Every line below that holds the string "TOTAL" should be copied out.

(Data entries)
━━━━━━━━━━━━━━━━━━━━━━━━━━━━━━

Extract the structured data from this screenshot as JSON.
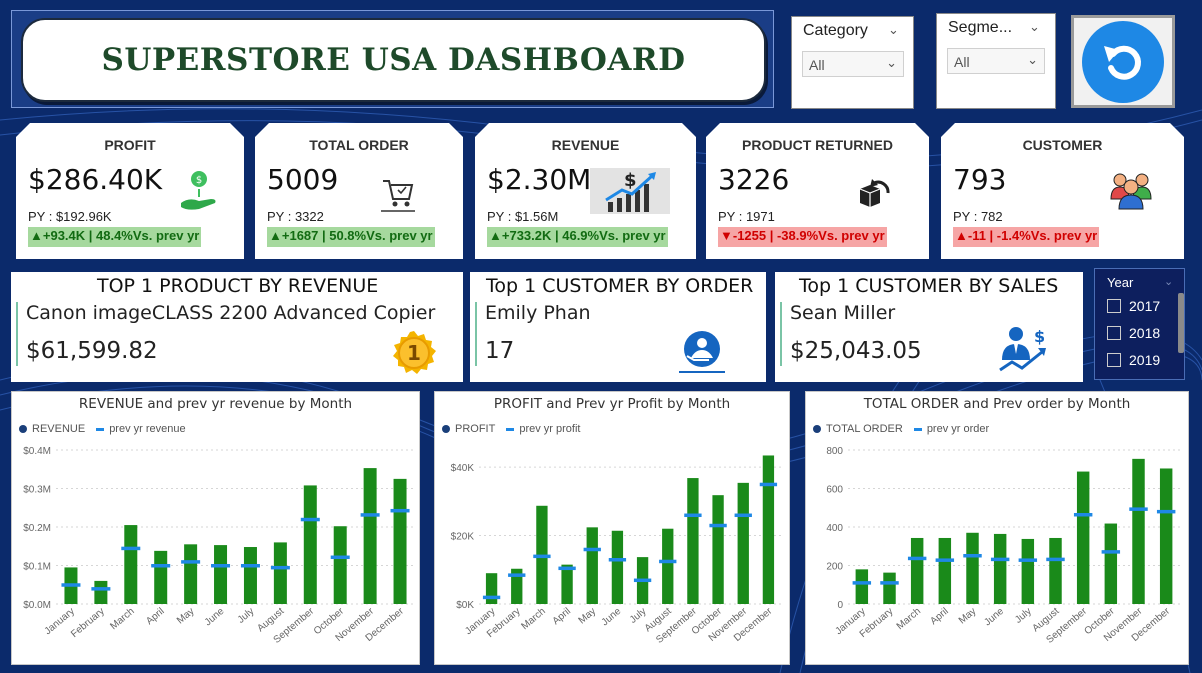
{
  "header": {
    "title": "SUPERSTORE USA DASHBOARD"
  },
  "filters": {
    "category": {
      "label": "Category",
      "value": "All"
    },
    "segment": {
      "label": "Segme...",
      "value": "All"
    },
    "reset_icon": "reset-arrow-icon"
  },
  "kpis": [
    {
      "title": "PROFIT",
      "value": "$286.40K",
      "py": "PY : $192.96K",
      "delta": "▲+93.4K | 48.4%Vs. prev yr",
      "trend": "up",
      "icon": "money-hand-icon"
    },
    {
      "title": "TOTAL ORDER",
      "value": "5009",
      "py": "PY :  3322",
      "delta": "▲+1687 | 50.8%Vs. prev yr",
      "trend": "up",
      "icon": "cart-icon"
    },
    {
      "title": "REVENUE",
      "value": "$2.30M",
      "py": "PY : $1.56M",
      "delta": "▲+733.2K | 46.9%Vs. prev yr",
      "trend": "up",
      "icon": "revenue-growth-icon"
    },
    {
      "title": "PRODUCT RETURNED",
      "value": "3226",
      "py": "PY :  1971",
      "delta": "▼-1255 | -38.9%Vs. prev yr",
      "trend": "down",
      "icon": "return-box-icon"
    },
    {
      "title": "CUSTOMER",
      "value": "793",
      "py": "PY : 782",
      "delta": "▲-11 | -1.4%Vs. prev yr",
      "trend": "down",
      "icon": "customers-icon"
    }
  ],
  "top_cards": [
    {
      "title": "TOP 1 PRODUCT BY REVENUE",
      "name": "Canon imageCLASS 2200 Advanced Copier",
      "value": "$61,599.82",
      "icon": "first-place-medal-icon"
    },
    {
      "title": "Top 1 CUSTOMER BY ORDER",
      "name": "Emily Phan",
      "value": "17",
      "icon": "customer-service-icon"
    },
    {
      "title": "Top 1 CUSTOMER BY SALES",
      "name": "Sean Miller",
      "value": "$25,043.05",
      "icon": "businessman-growth-icon"
    }
  ],
  "year_slicer": {
    "title": "Year",
    "options": [
      "2017",
      "2018",
      "2019"
    ]
  },
  "colors": {
    "bar": "#1a8a1a",
    "prev_marker": "#1e88e5",
    "legend_dot": "#1a3f7a",
    "background": "#0b2a6b"
  },
  "chart_data": [
    {
      "type": "bar",
      "title": "REVENUE and prev yr revenue by Month",
      "legend": [
        "REVENUE",
        "prev yr revenue"
      ],
      "categories": [
        "January",
        "February",
        "March",
        "April",
        "May",
        "June",
        "July",
        "August",
        "September",
        "October",
        "November",
        "December"
      ],
      "series": [
        {
          "name": "REVENUE",
          "values": [
            0.095,
            0.06,
            0.205,
            0.138,
            0.155,
            0.153,
            0.148,
            0.16,
            0.308,
            0.202,
            0.353,
            0.325
          ]
        },
        {
          "name": "prev yr revenue",
          "values": [
            0.05,
            0.04,
            0.145,
            0.1,
            0.11,
            0.1,
            0.1,
            0.095,
            0.22,
            0.122,
            0.232,
            0.243
          ]
        }
      ],
      "ylim": [
        0,
        0.4
      ],
      "yticks": [
        "$0.0M",
        "$0.1M",
        "$0.2M",
        "$0.3M",
        "$0.4M"
      ],
      "ytick_values": [
        0,
        0.1,
        0.2,
        0.3,
        0.4
      ],
      "grid": true
    },
    {
      "type": "bar",
      "title": "PROFIT and Prev yr Profit by Month",
      "legend": [
        "PROFIT",
        "prev yr profit"
      ],
      "categories": [
        "January",
        "February",
        "March",
        "April",
        "May",
        "June",
        "July",
        "August",
        "September",
        "October",
        "November",
        "December"
      ],
      "series": [
        {
          "name": "PROFIT",
          "values": [
            9000,
            10300,
            28700,
            11500,
            22400,
            21400,
            13700,
            22000,
            36800,
            31800,
            35400,
            43400
          ]
        },
        {
          "name": "prev yr profit",
          "values": [
            2000,
            8500,
            14000,
            10500,
            16000,
            13000,
            7000,
            12500,
            26000,
            23000,
            26000,
            35000
          ]
        }
      ],
      "ylim": [
        0,
        45000
      ],
      "yticks": [
        "$0K",
        "$20K",
        "$40K"
      ],
      "ytick_values": [
        0,
        20000,
        40000
      ],
      "grid": true
    },
    {
      "type": "bar",
      "title": "TOTAL ORDER and Prev order by Month",
      "legend": [
        "TOTAL ORDER",
        "prev yr order"
      ],
      "categories": [
        "January",
        "February",
        "March",
        "April",
        "May",
        "June",
        "July",
        "August",
        "September",
        "October",
        "November",
        "December"
      ],
      "series": [
        {
          "name": "TOTAL ORDER",
          "values": [
            180,
            163,
            343,
            343,
            370,
            364,
            338,
            343,
            688,
            418,
            754,
            704
          ]
        },
        {
          "name": "prev yr order",
          "values": [
            111,
            111,
            238,
            229,
            252,
            233,
            229,
            233,
            465,
            272,
            494,
            481
          ]
        }
      ],
      "ylim": [
        0,
        800
      ],
      "yticks": [
        "0",
        "200",
        "400",
        "600",
        "800"
      ],
      "ytick_values": [
        0,
        200,
        400,
        600,
        800
      ],
      "grid": true
    }
  ]
}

━━━━━━━━━━━━━━━━━━━━━━━━━━━━━━

_Written response_:
      "title": "TOTAL ORDER",
      "title": "TOTAL ORDER and Prev order by Month",
        "TOTAL ORDER",
          "name": "TOTAL ORDER",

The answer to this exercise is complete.